▶ **Raw data**
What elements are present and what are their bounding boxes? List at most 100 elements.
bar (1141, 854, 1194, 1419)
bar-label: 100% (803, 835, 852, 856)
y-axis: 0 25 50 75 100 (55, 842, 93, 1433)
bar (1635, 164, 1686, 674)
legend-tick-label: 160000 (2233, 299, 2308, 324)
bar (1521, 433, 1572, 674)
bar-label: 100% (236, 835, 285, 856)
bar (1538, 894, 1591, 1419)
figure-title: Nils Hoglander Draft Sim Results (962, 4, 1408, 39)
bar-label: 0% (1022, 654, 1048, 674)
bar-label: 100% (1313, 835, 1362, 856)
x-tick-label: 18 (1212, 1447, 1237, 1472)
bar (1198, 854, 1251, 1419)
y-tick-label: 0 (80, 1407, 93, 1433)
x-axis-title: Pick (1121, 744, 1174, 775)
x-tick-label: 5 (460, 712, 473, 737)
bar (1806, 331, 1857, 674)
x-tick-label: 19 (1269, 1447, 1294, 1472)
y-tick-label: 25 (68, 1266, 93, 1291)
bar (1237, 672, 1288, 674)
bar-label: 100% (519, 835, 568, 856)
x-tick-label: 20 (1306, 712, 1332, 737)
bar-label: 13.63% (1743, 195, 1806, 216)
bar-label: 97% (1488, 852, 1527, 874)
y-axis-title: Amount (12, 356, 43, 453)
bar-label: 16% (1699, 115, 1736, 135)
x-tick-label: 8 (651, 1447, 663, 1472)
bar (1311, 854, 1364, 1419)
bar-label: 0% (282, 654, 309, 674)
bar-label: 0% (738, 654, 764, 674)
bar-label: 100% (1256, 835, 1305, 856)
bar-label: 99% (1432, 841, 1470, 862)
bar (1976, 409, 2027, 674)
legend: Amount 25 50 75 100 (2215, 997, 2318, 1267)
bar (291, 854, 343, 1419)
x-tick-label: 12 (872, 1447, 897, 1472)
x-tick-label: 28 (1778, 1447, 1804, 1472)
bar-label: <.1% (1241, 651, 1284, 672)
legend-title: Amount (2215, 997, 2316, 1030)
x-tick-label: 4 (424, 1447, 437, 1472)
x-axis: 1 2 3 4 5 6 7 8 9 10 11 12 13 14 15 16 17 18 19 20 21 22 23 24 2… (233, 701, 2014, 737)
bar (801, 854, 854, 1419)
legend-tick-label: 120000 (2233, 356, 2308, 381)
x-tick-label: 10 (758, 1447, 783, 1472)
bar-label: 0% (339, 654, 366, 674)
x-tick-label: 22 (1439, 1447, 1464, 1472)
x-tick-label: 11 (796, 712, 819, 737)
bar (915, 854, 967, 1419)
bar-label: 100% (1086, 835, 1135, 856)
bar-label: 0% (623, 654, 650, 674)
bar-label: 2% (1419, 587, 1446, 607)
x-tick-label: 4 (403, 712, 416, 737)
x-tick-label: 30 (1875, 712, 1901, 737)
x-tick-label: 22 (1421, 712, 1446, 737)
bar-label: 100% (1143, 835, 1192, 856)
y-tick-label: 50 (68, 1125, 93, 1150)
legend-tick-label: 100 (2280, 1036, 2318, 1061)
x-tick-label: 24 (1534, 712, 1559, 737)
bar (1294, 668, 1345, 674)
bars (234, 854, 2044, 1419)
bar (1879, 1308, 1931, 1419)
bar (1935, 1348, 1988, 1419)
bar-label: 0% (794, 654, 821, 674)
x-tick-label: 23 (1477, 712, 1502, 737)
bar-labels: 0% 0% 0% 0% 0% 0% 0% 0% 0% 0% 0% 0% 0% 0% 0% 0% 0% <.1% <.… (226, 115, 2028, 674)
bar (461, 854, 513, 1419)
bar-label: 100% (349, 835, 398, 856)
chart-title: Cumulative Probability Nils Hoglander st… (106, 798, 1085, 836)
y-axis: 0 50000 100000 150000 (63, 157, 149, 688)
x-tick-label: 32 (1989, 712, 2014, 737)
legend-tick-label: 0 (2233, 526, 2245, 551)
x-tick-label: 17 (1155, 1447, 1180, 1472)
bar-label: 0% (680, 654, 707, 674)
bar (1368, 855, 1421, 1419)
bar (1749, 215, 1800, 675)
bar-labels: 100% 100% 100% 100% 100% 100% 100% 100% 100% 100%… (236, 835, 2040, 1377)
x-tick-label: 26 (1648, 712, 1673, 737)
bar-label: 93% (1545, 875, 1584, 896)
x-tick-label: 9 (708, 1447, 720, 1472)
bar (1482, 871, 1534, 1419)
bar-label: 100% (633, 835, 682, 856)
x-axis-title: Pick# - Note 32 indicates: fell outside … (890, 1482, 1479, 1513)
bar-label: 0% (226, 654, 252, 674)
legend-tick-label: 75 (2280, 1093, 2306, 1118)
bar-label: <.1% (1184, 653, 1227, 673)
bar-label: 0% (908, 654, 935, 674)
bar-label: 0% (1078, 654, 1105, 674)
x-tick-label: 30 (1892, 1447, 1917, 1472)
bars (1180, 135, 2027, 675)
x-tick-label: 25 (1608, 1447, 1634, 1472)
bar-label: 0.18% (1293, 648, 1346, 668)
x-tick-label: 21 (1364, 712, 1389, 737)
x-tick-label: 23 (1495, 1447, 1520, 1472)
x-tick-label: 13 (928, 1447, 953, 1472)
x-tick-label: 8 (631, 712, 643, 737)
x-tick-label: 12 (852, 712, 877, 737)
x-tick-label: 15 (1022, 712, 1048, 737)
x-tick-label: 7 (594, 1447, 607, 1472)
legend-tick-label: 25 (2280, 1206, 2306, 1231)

▶ **What the task asks**
Retype all of the material above line for line, without changing a character.

▶ **Finished task**
What elements are present and what are their bounding boxes? List at most 100 elements.
bar (1141, 854, 1194, 1419)
bar-label: 100% (803, 835, 852, 856)
y-axis: 0 25 50 75 100 (55, 842, 93, 1433)
bar (1635, 164, 1686, 674)
legend-tick-label: 160000 (2233, 299, 2308, 324)
bar (1521, 433, 1572, 674)
bar-label: 100% (236, 835, 285, 856)
bar (1538, 894, 1591, 1419)
figure-title: Nils Hoglander Draft Sim Results (962, 4, 1408, 39)
bar-label: 0% (1022, 654, 1048, 674)
bar-label: 100% (1313, 835, 1362, 856)
x-tick-label: 18 (1212, 1447, 1237, 1472)
bar (1198, 854, 1251, 1419)
y-tick-label: 0 (80, 1407, 93, 1433)
x-axis-title: Pick (1121, 744, 1174, 775)
x-tick-label: 5 (460, 712, 473, 737)
bar (1806, 331, 1857, 674)
x-tick-label: 19 (1269, 1447, 1294, 1472)
y-tick-label: 25 (68, 1266, 93, 1291)
bar (1237, 672, 1288, 674)
bar-label: 100% (519, 835, 568, 856)
x-tick-label: 20 (1306, 712, 1332, 737)
bar-label: 13.63% (1743, 195, 1806, 216)
bar-label: 97% (1488, 852, 1527, 874)
y-axis-title: Amount (12, 356, 43, 453)
bar-label: 16% (1699, 115, 1736, 135)
x-tick-label: 8 (651, 1447, 663, 1472)
bar (1311, 854, 1364, 1419)
bar-label: 0% (282, 654, 309, 674)
bar-label: 0% (738, 654, 764, 674)
bar-label: 100% (1256, 835, 1305, 856)
bar-label: 99% (1432, 841, 1470, 862)
bar (1976, 409, 2027, 674)
legend: Amount 25 50 75 100 (2215, 997, 2318, 1267)
bar (291, 854, 343, 1419)
x-tick-label: 12 (872, 1447, 897, 1472)
x-tick-label: 28 (1778, 1447, 1804, 1472)
bar-label: <.1% (1241, 651, 1284, 672)
legend-title: Amount (2215, 997, 2316, 1030)
x-tick-label: 4 (424, 1447, 437, 1472)
x-axis: 1 2 3 4 5 6 7 8 9 10 11 12 13 14 15 16 17 18 19 20 21 22 23 24 2… (233, 701, 2014, 737)
bar (801, 854, 854, 1419)
legend-tick-label: 120000 (2233, 356, 2308, 381)
x-tick-label: 10 (758, 1447, 783, 1472)
bar-label: 0% (339, 654, 366, 674)
x-tick-label: 22 (1439, 1447, 1464, 1472)
x-tick-label: 11 (796, 712, 819, 737)
bar (915, 854, 967, 1419)
bar-label: 100% (1086, 835, 1135, 856)
bar-label: 0% (623, 654, 650, 674)
bar-label: 2% (1419, 587, 1446, 607)
x-tick-label: 4 (403, 712, 416, 737)
x-tick-label: 30 (1875, 712, 1901, 737)
x-tick-label: 22 (1421, 712, 1446, 737)
bar-label: 100% (1143, 835, 1192, 856)
y-tick-label: 50 (68, 1125, 93, 1150)
legend-tick-label: 100 (2280, 1036, 2318, 1061)
x-tick-label: 24 (1534, 712, 1559, 737)
bar (1294, 668, 1345, 674)
bars (234, 854, 2044, 1419)
bar (1879, 1308, 1931, 1419)
bar (1935, 1348, 1988, 1419)
bar-label: 0% (794, 654, 821, 674)
x-tick-label: 23 (1477, 712, 1502, 737)
bar-labels: 0% 0% 0% 0% 0% 0% 0% 0% 0% 0% 0% 0% 0% 0% 0% 0% 0% <.1% <.… (226, 115, 2028, 674)
bar (461, 854, 513, 1419)
bar-label: 100% (349, 835, 398, 856)
chart-title: Cumulative Probability Nils Hoglander st… (106, 798, 1085, 836)
y-axis: 0 50000 100000 150000 (63, 157, 149, 688)
x-tick-label: 32 (1989, 712, 2014, 737)
legend-tick-label: 0 (2233, 526, 2245, 551)
x-tick-label: 17 (1155, 1447, 1180, 1472)
bar-label: 0% (680, 654, 707, 674)
bar (1368, 855, 1421, 1419)
bar (1749, 215, 1800, 675)
bar-labels: 100% 100% 100% 100% 100% 100% 100% 100% 100% 100%… (236, 835, 2040, 1377)
x-tick-label: 26 (1648, 712, 1673, 737)
bar-label: 93% (1545, 875, 1584, 896)
x-tick-label: 9 (708, 1447, 720, 1472)
bar (1482, 871, 1534, 1419)
bar-label: 100% (633, 835, 682, 856)
x-axis-title: Pick# - Note 32 indicates: fell outside … (890, 1482, 1479, 1513)
bar-label: 0% (226, 654, 252, 674)
legend-tick-label: 75 (2280, 1093, 2306, 1118)
bar-label: <.1% (1184, 653, 1227, 673)
bar-label: 0% (908, 654, 935, 674)
bar-label: 0% (1078, 654, 1105, 674)
x-tick-label: 30 (1892, 1447, 1917, 1472)
bars (1180, 135, 2027, 675)
x-tick-label: 25 (1608, 1447, 1634, 1472)
bar-label: 0.18% (1293, 648, 1346, 668)
x-tick-label: 21 (1364, 712, 1389, 737)
x-tick-label: 23 (1495, 1447, 1520, 1472)
x-tick-label: 13 (928, 1447, 953, 1472)
x-tick-label: 8 (631, 712, 643, 737)
x-tick-label: 12 (852, 712, 877, 737)
x-tick-label: 15 (1022, 712, 1048, 737)
x-tick-label: 7 (594, 1447, 607, 1472)
legend-tick-label: 25 (2280, 1206, 2306, 1231)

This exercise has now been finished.